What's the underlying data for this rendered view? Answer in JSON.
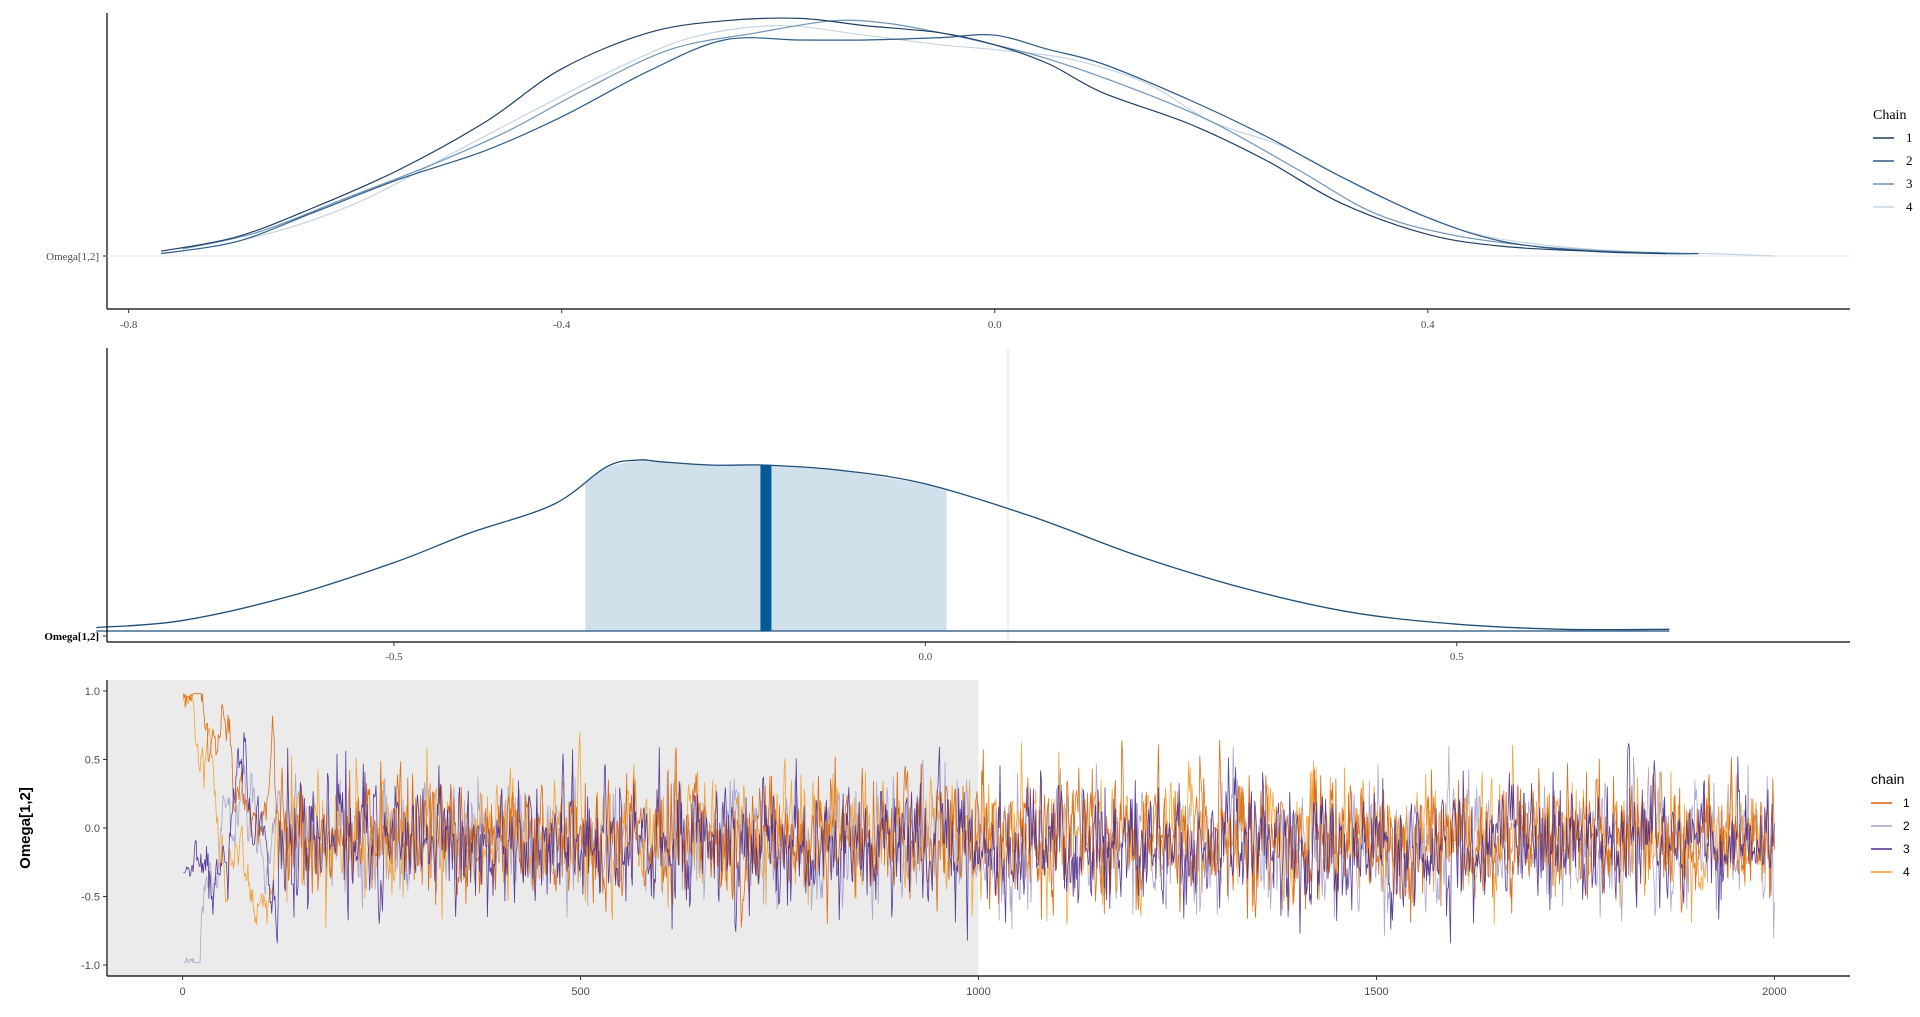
{
  "colors": {
    "axis": "#000000",
    "tick_text": "#4d4d4d",
    "grid_light": "#e5e5e5",
    "warmup_band": "#ebebeb",
    "density_fill": "#d1e1ec",
    "density_line": "#1f4e79",
    "median_bar": "#005b96"
  },
  "chart_data": [
    {
      "panel": "density-overlay",
      "type": "line",
      "title": "",
      "xlabel": "",
      "ylabel": "",
      "ytick_labels": [
        "Omega[1,2]"
      ],
      "xlim": [
        -0.82,
        0.79
      ],
      "xticks": [
        -0.8,
        -0.4,
        0.0,
        0.4
      ],
      "xtick_labels": [
        "-0.8",
        "-0.4",
        "0.0",
        "0.4"
      ],
      "legend": {
        "title": "Chain",
        "placement": "right",
        "entries": [
          "1",
          "2",
          "3",
          "4"
        ]
      },
      "series": [
        {
          "name": "1",
          "color": "#1f3f66",
          "x": [
            -0.77,
            -0.7,
            -0.63,
            -0.55,
            -0.47,
            -0.4,
            -0.32,
            -0.25,
            -0.18,
            -0.12,
            -0.05,
            0.0,
            0.05,
            0.1,
            0.18,
            0.25,
            0.32,
            0.4,
            0.47,
            0.55,
            0.62
          ],
          "y": [
            0.02,
            0.08,
            0.2,
            0.36,
            0.56,
            0.78,
            0.93,
            0.98,
            0.99,
            0.96,
            0.93,
            0.88,
            0.8,
            0.68,
            0.55,
            0.4,
            0.22,
            0.09,
            0.04,
            0.02,
            0.01
          ]
        },
        {
          "name": "2",
          "color": "#2c5a88",
          "x": [
            -0.77,
            -0.7,
            -0.63,
            -0.55,
            -0.47,
            -0.4,
            -0.32,
            -0.25,
            -0.18,
            -0.12,
            -0.05,
            0.0,
            0.05,
            0.1,
            0.18,
            0.25,
            0.32,
            0.4,
            0.47,
            0.55,
            0.62,
            0.65
          ],
          "y": [
            0.01,
            0.06,
            0.18,
            0.32,
            0.44,
            0.58,
            0.77,
            0.9,
            0.9,
            0.9,
            0.91,
            0.92,
            0.86,
            0.8,
            0.65,
            0.5,
            0.33,
            0.16,
            0.06,
            0.02,
            0.01,
            0.01
          ]
        },
        {
          "name": "3",
          "color": "#6d94b8",
          "x": [
            -0.75,
            -0.68,
            -0.6,
            -0.52,
            -0.45,
            -0.38,
            -0.3,
            -0.22,
            -0.15,
            -0.1,
            -0.05,
            0.0,
            0.05,
            0.12,
            0.2,
            0.28,
            0.35,
            0.42,
            0.5,
            0.57,
            0.64
          ],
          "y": [
            0.03,
            0.1,
            0.24,
            0.38,
            0.52,
            0.69,
            0.86,
            0.93,
            0.98,
            0.97,
            0.93,
            0.88,
            0.82,
            0.71,
            0.56,
            0.36,
            0.18,
            0.09,
            0.04,
            0.02,
            0.01
          ]
        },
        {
          "name": "4",
          "color": "#c5d5e4",
          "x": [
            -0.72,
            -0.65,
            -0.58,
            -0.5,
            -0.42,
            -0.35,
            -0.28,
            -0.2,
            -0.12,
            -0.05,
            0.0,
            0.07,
            0.14,
            0.2,
            0.27,
            0.35,
            0.43,
            0.5,
            0.58,
            0.66,
            0.72
          ],
          "y": [
            0.04,
            0.12,
            0.24,
            0.43,
            0.62,
            0.78,
            0.91,
            0.96,
            0.92,
            0.88,
            0.86,
            0.82,
            0.72,
            0.56,
            0.45,
            0.26,
            0.11,
            0.05,
            0.02,
            0.01,
            0.0
          ]
        }
      ]
    },
    {
      "panel": "posterior-area",
      "type": "area",
      "title": "",
      "xlabel": "",
      "ylabel": "",
      "ytick_labels": [
        "Omega[1,2]"
      ],
      "xlim": [
        -0.77,
        0.87
      ],
      "xticks": [
        -0.5,
        0.0,
        0.5
      ],
      "xtick_labels": [
        "-0.5",
        "0.0",
        "0.5"
      ],
      "grid": "vertical line at 0",
      "median": -0.15,
      "interval": [
        -0.32,
        0.02
      ],
      "curve": {
        "x": [
          -0.78,
          -0.7,
          -0.6,
          -0.5,
          -0.43,
          -0.35,
          -0.3,
          -0.27,
          -0.25,
          -0.2,
          -0.15,
          -0.08,
          0.0,
          0.1,
          0.2,
          0.3,
          0.4,
          0.5,
          0.6,
          0.7
        ],
        "y": [
          0.02,
          0.06,
          0.2,
          0.4,
          0.57,
          0.74,
          0.96,
          1.0,
          0.99,
          0.97,
          0.97,
          0.94,
          0.86,
          0.67,
          0.44,
          0.25,
          0.11,
          0.04,
          0.01,
          0.01
        ]
      }
    },
    {
      "panel": "trace",
      "type": "line",
      "title": "",
      "xlabel": "",
      "ylabel": "Omega[1,2]",
      "xlim": [
        -95,
        2095
      ],
      "ylim": [
        -1.08,
        1.08
      ],
      "xticks": [
        0,
        500,
        1000,
        1500,
        2000
      ],
      "xtick_labels": [
        "0",
        "500",
        "1000",
        "1500",
        "2000"
      ],
      "yticks": [
        -1.0,
        -0.5,
        0.0,
        0.5,
        1.0
      ],
      "ytick_labels": [
        "-1.0",
        "-0.5",
        "0.0",
        "0.5",
        "1.0"
      ],
      "warmup_range": [
        0,
        1000
      ],
      "iterations": 2000,
      "legend": {
        "title": "chain",
        "placement": "right",
        "entries": [
          "1",
          "2",
          "3",
          "4"
        ]
      },
      "series": [
        {
          "name": "1",
          "color": "#d95f02",
          "init": 0.95,
          "mean": -0.07,
          "sd": 0.22
        },
        {
          "name": "2",
          "color": "#a59fc9",
          "init": -0.98,
          "mean": -0.09,
          "sd": 0.22
        },
        {
          "name": "3",
          "color": "#4a2a8f",
          "init": -0.3,
          "mean": -0.12,
          "sd": 0.22
        },
        {
          "name": "4",
          "color": "#f39c27",
          "init": 0.93,
          "mean": -0.05,
          "sd": 0.21
        }
      ]
    }
  ]
}
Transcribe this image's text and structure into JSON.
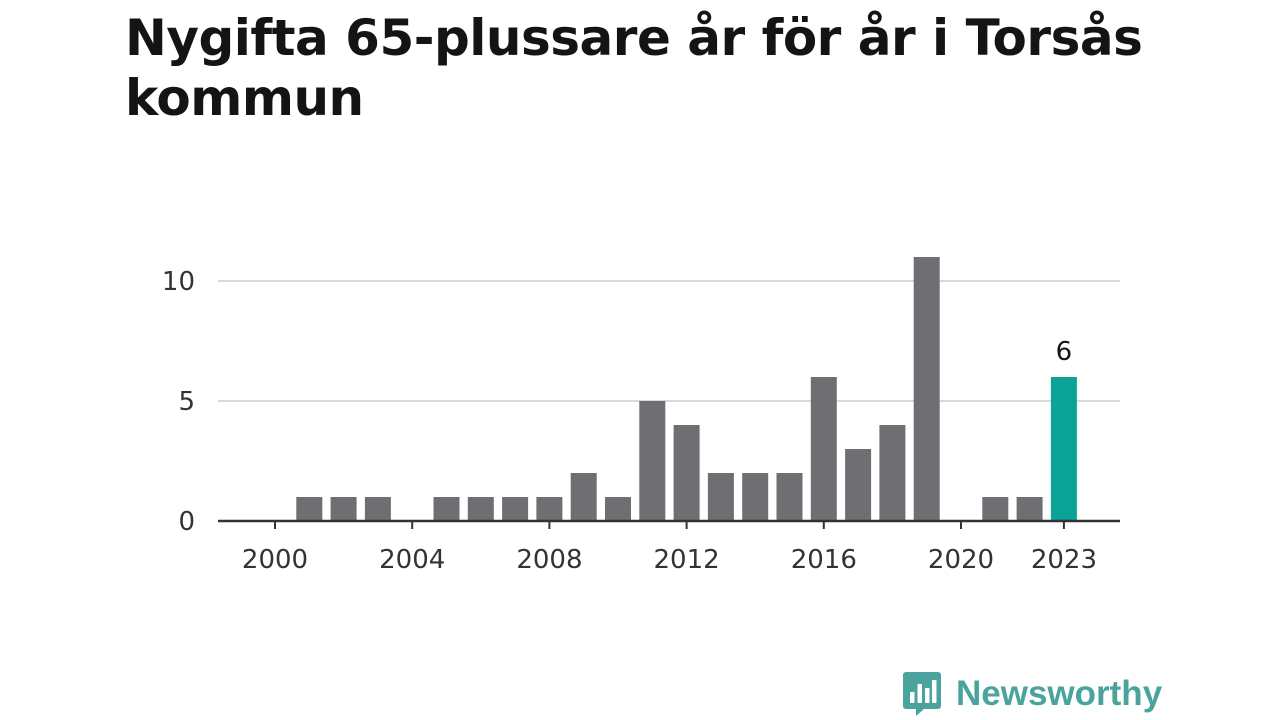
{
  "title": "Nygifta 65-plussare år för år i Torsås kommun",
  "brand": {
    "name": "Newsworthy",
    "icon": "newsworthy-logo-icon"
  },
  "colors": {
    "bar": "#6f6e73",
    "highlight": "#0ba297",
    "grid": "#d9d9d9",
    "axis": "#333333",
    "text": "#333333"
  },
  "chart_data": {
    "type": "bar",
    "x": [
      2000,
      2001,
      2002,
      2003,
      2004,
      2005,
      2006,
      2007,
      2008,
      2009,
      2010,
      2011,
      2012,
      2013,
      2014,
      2015,
      2016,
      2017,
      2018,
      2019,
      2020,
      2021,
      2022,
      2023
    ],
    "values": [
      0,
      1,
      1,
      1,
      0,
      1,
      1,
      1,
      1,
      2,
      1,
      5,
      4,
      2,
      2,
      2,
      6,
      3,
      4,
      11,
      0,
      1,
      1,
      6
    ],
    "x_ticks": [
      "2000",
      "2004",
      "2008",
      "2012",
      "2016",
      "2020",
      "2023"
    ],
    "y_ticks": [
      "0",
      "5",
      "10"
    ],
    "ylim": [
      0,
      11
    ],
    "grid": true,
    "highlight": {
      "x": 2023,
      "label": "6"
    }
  }
}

☆ ☆ ☆ ☆ ☆

#### What the task requires:
Reproduce the records verbatim, omitting all images they contain.

#### Response to this exercise:
What's the underlying data for this rendered view? Answer in JSON.
{
  "colors": {
    "axis": "#000000",
    "tick_text": "#4d4d4d",
    "grid_light": "#e5e5e5",
    "warmup_band": "#ebebeb",
    "density_fill": "#d1e1ec",
    "density_line": "#1f4e79",
    "median_bar": "#005b96"
  },
  "chart_data": [
    {
      "panel": "density-overlay",
      "type": "line",
      "title": "",
      "xlabel": "",
      "ylabel": "",
      "ytick_labels": [
        "Omega[1,2]"
      ],
      "xlim": [
        -0.82,
        0.79
      ],
      "xticks": [
        -0.8,
        -0.4,
        0.0,
        0.4
      ],
      "xtick_labels": [
        "-0.8",
        "-0.4",
        "0.0",
        "0.4"
      ],
      "legend": {
        "title": "Chain",
        "placement": "right",
        "entries": [
          "1",
          "2",
          "3",
          "4"
        ]
      },
      "series": [
        {
          "name": "1",
          "color": "#1f3f66",
          "x": [
            -0.77,
            -0.7,
            -0.63,
            -0.55,
            -0.47,
            -0.4,
            -0.32,
            -0.25,
            -0.18,
            -0.12,
            -0.05,
            0.0,
            0.05,
            0.1,
            0.18,
            0.25,
            0.32,
            0.4,
            0.47,
            0.55,
            0.62
          ],
          "y": [
            0.02,
            0.08,
            0.2,
            0.36,
            0.56,
            0.78,
            0.93,
            0.98,
            0.99,
            0.96,
            0.93,
            0.88,
            0.8,
            0.68,
            0.55,
            0.4,
            0.22,
            0.09,
            0.04,
            0.02,
            0.01
          ]
        },
        {
          "name": "2",
          "color": "#2c5a88",
          "x": [
            -0.77,
            -0.7,
            -0.63,
            -0.55,
            -0.47,
            -0.4,
            -0.32,
            -0.25,
            -0.18,
            -0.12,
            -0.05,
            0.0,
            0.05,
            0.1,
            0.18,
            0.25,
            0.32,
            0.4,
            0.47,
            0.55,
            0.62,
            0.65
          ],
          "y": [
            0.01,
            0.06,
            0.18,
            0.32,
            0.44,
            0.58,
            0.77,
            0.9,
            0.9,
            0.9,
            0.91,
            0.92,
            0.86,
            0.8,
            0.65,
            0.5,
            0.33,
            0.16,
            0.06,
            0.02,
            0.01,
            0.01
          ]
        },
        {
          "name": "3",
          "color": "#6d94b8",
          "x": [
            -0.75,
            -0.68,
            -0.6,
            -0.52,
            -0.45,
            -0.38,
            -0.3,
            -0.22,
            -0.15,
            -0.1,
            -0.05,
            0.0,
            0.05,
            0.12,
            0.2,
            0.28,
            0.35,
            0.42,
            0.5,
            0.57,
            0.64
          ],
          "y": [
            0.03,
            0.1,
            0.24,
            0.38,
            0.52,
            0.69,
            0.86,
            0.93,
            0.98,
            0.97,
            0.93,
            0.88,
            0.82,
            0.71,
            0.56,
            0.36,
            0.18,
            0.09,
            0.04,
            0.02,
            0.01
          ]
        },
        {
          "name": "4",
          "color": "#c5d5e4",
          "x": [
            -0.72,
            -0.65,
            -0.58,
            -0.5,
            -0.42,
            -0.35,
            -0.28,
            -0.2,
            -0.12,
            -0.05,
            0.0,
            0.07,
            0.14,
            0.2,
            0.27,
            0.35,
            0.43,
            0.5,
            0.58,
            0.66,
            0.72
          ],
          "y": [
            0.04,
            0.12,
            0.24,
            0.43,
            0.62,
            0.78,
            0.91,
            0.96,
            0.92,
            0.88,
            0.86,
            0.82,
            0.72,
            0.56,
            0.45,
            0.26,
            0.11,
            0.05,
            0.02,
            0.01,
            0.0
          ]
        }
      ]
    },
    {
      "panel": "posterior-area",
      "type": "area",
      "title": "",
      "xlabel": "",
      "ylabel": "",
      "ytick_labels": [
        "Omega[1,2]"
      ],
      "xlim": [
        -0.77,
        0.87
      ],
      "xticks": [
        -0.5,
        0.0,
        0.5
      ],
      "xtick_labels": [
        "-0.5",
        "0.0",
        "0.5"
      ],
      "grid": "vertical line at 0",
      "median": -0.15,
      "interval": [
        -0.32,
        0.02
      ],
      "curve": {
        "x": [
          -0.78,
          -0.7,
          -0.6,
          -0.5,
          -0.43,
          -0.35,
          -0.3,
          -0.27,
          -0.25,
          -0.2,
          -0.15,
          -0.08,
          0.0,
          0.1,
          0.2,
          0.3,
          0.4,
          0.5,
          0.6,
          0.7
        ],
        "y": [
          0.02,
          0.06,
          0.2,
          0.4,
          0.57,
          0.74,
          0.96,
          1.0,
          0.99,
          0.97,
          0.97,
          0.94,
          0.86,
          0.67,
          0.44,
          0.25,
          0.11,
          0.04,
          0.01,
          0.01
        ]
      }
    },
    {
      "panel": "trace",
      "type": "line",
      "title": "",
      "xlabel": "",
      "ylabel": "Omega[1,2]",
      "xlim": [
        -95,
        2095
      ],
      "ylim": [
        -1.08,
        1.08
      ],
      "xticks": [
        0,
        500,
        1000,
        1500,
        2000
      ],
      "xtick_labels": [
        "0",
        "500",
        "1000",
        "1500",
        "2000"
      ],
      "yticks": [
        -1.0,
        -0.5,
        0.0,
        0.5,
        1.0
      ],
      "ytick_labels": [
        "-1.0",
        "-0.5",
        "0.0",
        "0.5",
        "1.0"
      ],
      "warmup_range": [
        0,
        1000
      ],
      "iterations": 2000,
      "legend": {
        "title": "chain",
        "placement": "right",
        "entries": [
          "1",
          "2",
          "3",
          "4"
        ]
      },
      "series": [
        {
          "name": "1",
          "color": "#d95f02",
          "init": 0.95,
          "mean": -0.07,
          "sd": 0.22
        },
        {
          "name": "2",
          "color": "#a59fc9",
          "init": -0.98,
          "mean": -0.09,
          "sd": 0.22
        },
        {
          "name": "3",
          "color": "#4a2a8f",
          "init": -0.3,
          "mean": -0.12,
          "sd": 0.22
        },
        {
          "name": "4",
          "color": "#f39c27",
          "init": 0.93,
          "mean": -0.05,
          "sd": 0.21
        }
      ]
    }
  ]
}
Transcribe this image's text and structure into JSON.
{
  "title": "Nygifta 65-plussare år för år i Torsås kommun",
  "brand": {
    "name": "Newsworthy",
    "icon": "newsworthy-logo-icon"
  },
  "colors": {
    "bar": "#6f6e73",
    "highlight": "#0ba297",
    "grid": "#d9d9d9",
    "axis": "#333333",
    "text": "#333333"
  },
  "chart_data": {
    "type": "bar",
    "x": [
      2000,
      2001,
      2002,
      2003,
      2004,
      2005,
      2006,
      2007,
      2008,
      2009,
      2010,
      2011,
      2012,
      2013,
      2014,
      2015,
      2016,
      2017,
      2018,
      2019,
      2020,
      2021,
      2022,
      2023
    ],
    "values": [
      0,
      1,
      1,
      1,
      0,
      1,
      1,
      1,
      1,
      2,
      1,
      5,
      4,
      2,
      2,
      2,
      6,
      3,
      4,
      11,
      0,
      1,
      1,
      6
    ],
    "x_ticks": [
      "2000",
      "2004",
      "2008",
      "2012",
      "2016",
      "2020",
      "2023"
    ],
    "y_ticks": [
      "0",
      "5",
      "10"
    ],
    "ylim": [
      0,
      11
    ],
    "grid": true,
    "highlight": {
      "x": 2023,
      "label": "6"
    }
  }
}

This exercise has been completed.